- DATA PROVIDED -

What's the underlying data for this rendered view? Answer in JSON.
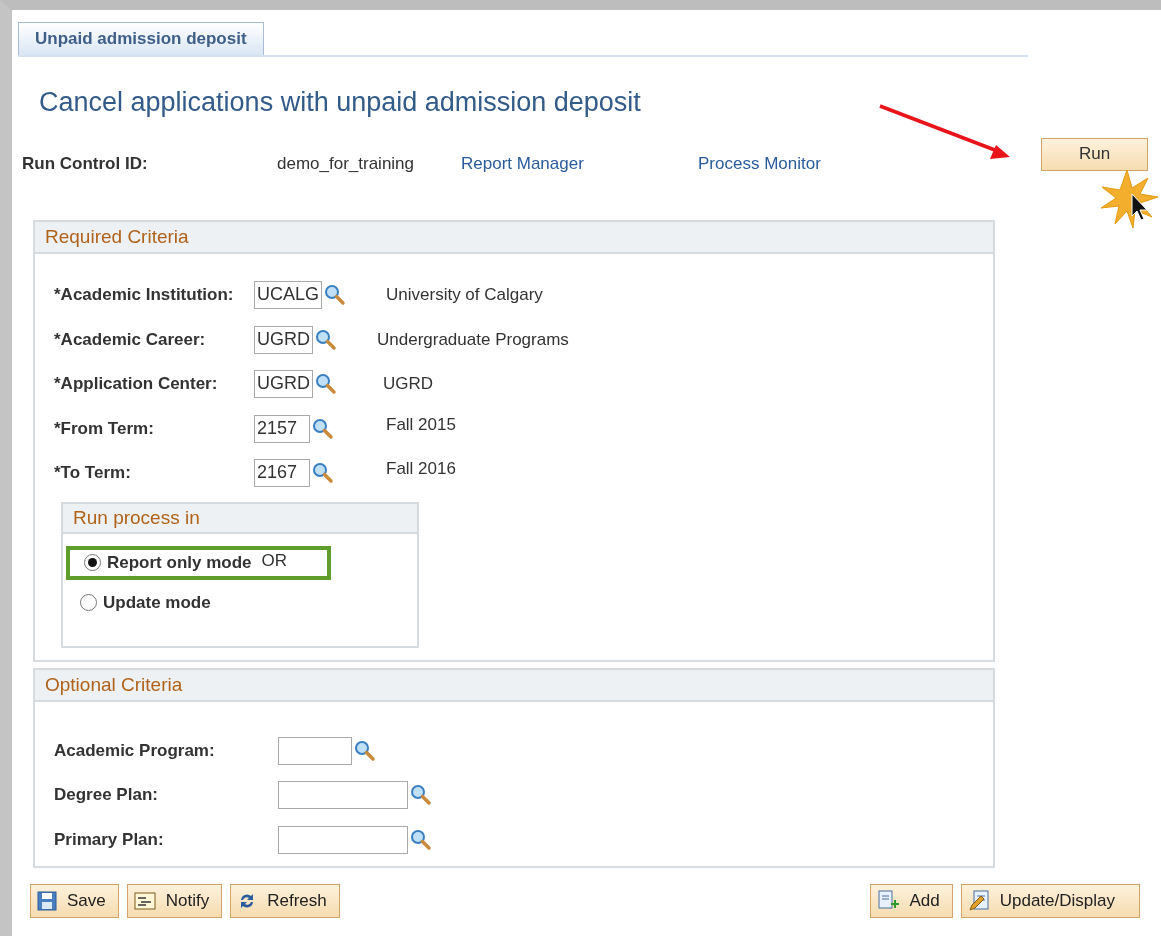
{
  "tab": {
    "label": "Unpaid admission deposit",
    "selected": true
  },
  "title": "Cancel applications with unpaid admission deposit",
  "run_control": {
    "label": "Run Control ID:",
    "value": "demo_for_training",
    "links": [
      "Report Manager",
      "Process Monitor"
    ]
  },
  "run_button": {
    "label": "Run"
  },
  "required_criteria": {
    "title": "Required Criteria",
    "fields": [
      {
        "label": "*Academic Institution:",
        "value": "UCALG",
        "description": "University of Calgary"
      },
      {
        "label": "*Academic Career:",
        "value": "UGRD",
        "description": "Undergraduate Programs"
      },
      {
        "label": "*Application Center:",
        "value": "UGRD",
        "description": "UGRD"
      },
      {
        "label": "*From Term:",
        "value": "2157",
        "description": "Fall 2015"
      },
      {
        "label": "*To Term:",
        "value": "2167",
        "description": "Fall 2016"
      }
    ],
    "run_process": {
      "title": "Run process in",
      "options": [
        {
          "label": "Report only mode",
          "selected": true,
          "highlighted": true,
          "note": "OR"
        },
        {
          "label": "Update mode",
          "selected": false,
          "highlighted": false
        }
      ]
    }
  },
  "optional_criteria": {
    "title": "Optional Criteria",
    "fields": [
      {
        "label": "Academic Program:",
        "kind": "short"
      },
      {
        "label": "Degree Plan:",
        "kind": "long"
      },
      {
        "label": "Primary Plan:",
        "kind": "long"
      }
    ]
  },
  "toolbar_left": [
    {
      "label": "Save",
      "kind": "save"
    },
    {
      "label": "Notify",
      "kind": "notify"
    },
    {
      "label": "Refresh",
      "kind": "refresh"
    }
  ],
  "toolbar_right": [
    {
      "label": "Add",
      "kind": "add"
    },
    {
      "label": "Update/Display",
      "kind": "update"
    }
  ]
}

- GIVEN REQUEST -
Identify the lines above with the word "highlighted". Copy them.

- ANSWER -
          "highlighted": true,
          "highlighted": false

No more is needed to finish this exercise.